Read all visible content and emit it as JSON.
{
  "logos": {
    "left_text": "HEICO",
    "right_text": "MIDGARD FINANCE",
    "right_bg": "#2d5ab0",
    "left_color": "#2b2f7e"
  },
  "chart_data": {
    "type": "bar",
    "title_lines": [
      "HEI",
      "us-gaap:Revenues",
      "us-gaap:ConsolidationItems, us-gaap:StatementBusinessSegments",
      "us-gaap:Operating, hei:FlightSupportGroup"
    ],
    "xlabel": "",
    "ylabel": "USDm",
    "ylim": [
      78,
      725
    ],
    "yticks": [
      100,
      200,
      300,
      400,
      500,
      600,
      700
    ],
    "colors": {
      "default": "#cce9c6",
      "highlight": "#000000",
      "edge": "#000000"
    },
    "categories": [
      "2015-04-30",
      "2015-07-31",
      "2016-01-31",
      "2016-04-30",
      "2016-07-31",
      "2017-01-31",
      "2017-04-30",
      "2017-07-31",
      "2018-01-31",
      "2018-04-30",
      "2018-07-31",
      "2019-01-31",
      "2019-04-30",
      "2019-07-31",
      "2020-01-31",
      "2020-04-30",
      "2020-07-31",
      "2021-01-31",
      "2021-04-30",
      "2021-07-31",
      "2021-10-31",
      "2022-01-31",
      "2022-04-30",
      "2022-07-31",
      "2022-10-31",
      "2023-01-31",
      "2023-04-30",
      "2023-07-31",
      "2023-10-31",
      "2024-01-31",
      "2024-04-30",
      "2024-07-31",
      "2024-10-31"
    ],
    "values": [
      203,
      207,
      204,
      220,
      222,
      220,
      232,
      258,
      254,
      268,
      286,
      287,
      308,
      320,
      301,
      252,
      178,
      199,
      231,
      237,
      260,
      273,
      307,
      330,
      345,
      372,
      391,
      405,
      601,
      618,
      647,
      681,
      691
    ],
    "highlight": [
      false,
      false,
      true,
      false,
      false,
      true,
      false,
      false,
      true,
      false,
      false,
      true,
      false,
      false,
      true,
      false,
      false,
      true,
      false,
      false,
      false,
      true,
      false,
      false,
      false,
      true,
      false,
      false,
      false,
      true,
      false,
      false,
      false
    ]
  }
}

※ ※ ※

◆ **SET TASK**: Find the word "gaap" in the entries above and gather every line that holds it.

◆ **REPLY TO THE TASK**:
      "us-gaap:Revenues",
      "us-gaap:ConsolidationItems, us-gaap:StatementBusinessSegments",
      "us-gaap:Operating, hei:FlightSupportGroup"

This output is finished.